::: ENTRIES PROVIDED

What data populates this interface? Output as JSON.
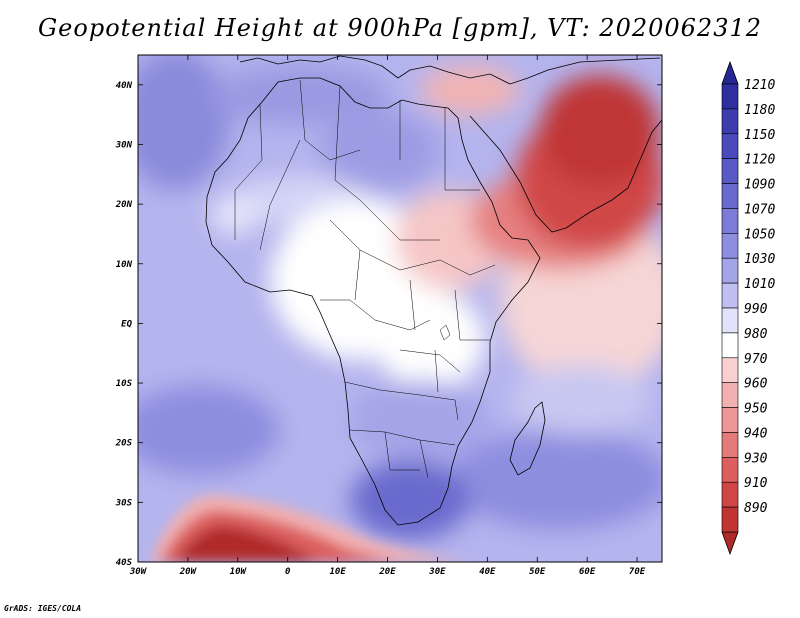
{
  "title": "Geopotential Height at 900hPa [gpm], VT: 2020062312",
  "credit": "GrADS: IGES/COLA",
  "map": {
    "lon_min": -30,
    "lon_max": 75,
    "lat_min": -40,
    "lat_max": 45,
    "lat_ticks": [
      {
        "value": 40,
        "label": "40N"
      },
      {
        "value": 30,
        "label": "30N"
      },
      {
        "value": 20,
        "label": "20N"
      },
      {
        "value": 10,
        "label": "10N"
      },
      {
        "value": 0,
        "label": "EQ"
      },
      {
        "value": -10,
        "label": "10S"
      },
      {
        "value": -20,
        "label": "20S"
      },
      {
        "value": -30,
        "label": "30S"
      },
      {
        "value": -40,
        "label": "40S"
      }
    ],
    "lon_ticks": [
      {
        "value": -30,
        "label": "30W"
      },
      {
        "value": -20,
        "label": "20W"
      },
      {
        "value": -10,
        "label": "10W"
      },
      {
        "value": 0,
        "label": "0"
      },
      {
        "value": 10,
        "label": "10E"
      },
      {
        "value": 20,
        "label": "20E"
      },
      {
        "value": 30,
        "label": "30E"
      },
      {
        "value": 40,
        "label": "40E"
      },
      {
        "value": 50,
        "label": "50E"
      },
      {
        "value": 60,
        "label": "60E"
      },
      {
        "value": 70,
        "label": "70E"
      }
    ]
  },
  "legend": {
    "levels": [
      {
        "label": "1210",
        "color": "#2e2ea0"
      },
      {
        "label": "1180",
        "color": "#3c3cae"
      },
      {
        "label": "1150",
        "color": "#4a4abc"
      },
      {
        "label": "1120",
        "color": "#5a5ac6"
      },
      {
        "label": "1090",
        "color": "#6a6ace"
      },
      {
        "label": "1070",
        "color": "#7c7cd8"
      },
      {
        "label": "1050",
        "color": "#8e8ee0"
      },
      {
        "label": "1030",
        "color": "#a4a4e8"
      },
      {
        "label": "1010",
        "color": "#c0c0f0"
      },
      {
        "label": "990",
        "color": "#e2e2fa"
      },
      {
        "label": "980",
        "color": "#ffffff"
      },
      {
        "label": "970",
        "color": "#f8d0d0"
      },
      {
        "label": "960",
        "color": "#f2b0b0"
      },
      {
        "label": "950",
        "color": "#ec9696"
      },
      {
        "label": "940",
        "color": "#e47a7a"
      },
      {
        "label": "930",
        "color": "#dc5e5e"
      },
      {
        "label": "910",
        "color": "#d04646"
      },
      {
        "label": "890",
        "color": "#c03434"
      }
    ],
    "top_color": "#262696",
    "bottom_color": "#b02a2a"
  }
}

::::::

## WHAT YOU NEED TO DO
All of the lines above should be retyped precisely, apart from the pictures.

## RESPONSE TO THIS TASK
What data populates this interface? Output as JSON.
{
  "title": "Geopotential Height at 900hPa [gpm], VT: 2020062312",
  "credit": "GrADS: IGES/COLA",
  "map": {
    "lon_min": -30,
    "lon_max": 75,
    "lat_min": -40,
    "lat_max": 45,
    "lat_ticks": [
      {
        "value": 40,
        "label": "40N"
      },
      {
        "value": 30,
        "label": "30N"
      },
      {
        "value": 20,
        "label": "20N"
      },
      {
        "value": 10,
        "label": "10N"
      },
      {
        "value": 0,
        "label": "EQ"
      },
      {
        "value": -10,
        "label": "10S"
      },
      {
        "value": -20,
        "label": "20S"
      },
      {
        "value": -30,
        "label": "30S"
      },
      {
        "value": -40,
        "label": "40S"
      }
    ],
    "lon_ticks": [
      {
        "value": -30,
        "label": "30W"
      },
      {
        "value": -20,
        "label": "20W"
      },
      {
        "value": -10,
        "label": "10W"
      },
      {
        "value": 0,
        "label": "0"
      },
      {
        "value": 10,
        "label": "10E"
      },
      {
        "value": 20,
        "label": "20E"
      },
      {
        "value": 30,
        "label": "30E"
      },
      {
        "value": 40,
        "label": "40E"
      },
      {
        "value": 50,
        "label": "50E"
      },
      {
        "value": 60,
        "label": "60E"
      },
      {
        "value": 70,
        "label": "70E"
      }
    ]
  },
  "legend": {
    "levels": [
      {
        "label": "1210",
        "color": "#2e2ea0"
      },
      {
        "label": "1180",
        "color": "#3c3cae"
      },
      {
        "label": "1150",
        "color": "#4a4abc"
      },
      {
        "label": "1120",
        "color": "#5a5ac6"
      },
      {
        "label": "1090",
        "color": "#6a6ace"
      },
      {
        "label": "1070",
        "color": "#7c7cd8"
      },
      {
        "label": "1050",
        "color": "#8e8ee0"
      },
      {
        "label": "1030",
        "color": "#a4a4e8"
      },
      {
        "label": "1010",
        "color": "#c0c0f0"
      },
      {
        "label": "990",
        "color": "#e2e2fa"
      },
      {
        "label": "980",
        "color": "#ffffff"
      },
      {
        "label": "970",
        "color": "#f8d0d0"
      },
      {
        "label": "960",
        "color": "#f2b0b0"
      },
      {
        "label": "950",
        "color": "#ec9696"
      },
      {
        "label": "940",
        "color": "#e47a7a"
      },
      {
        "label": "930",
        "color": "#dc5e5e"
      },
      {
        "label": "910",
        "color": "#d04646"
      },
      {
        "label": "890",
        "color": "#c03434"
      }
    ],
    "top_color": "#262696",
    "bottom_color": "#b02a2a"
  }
}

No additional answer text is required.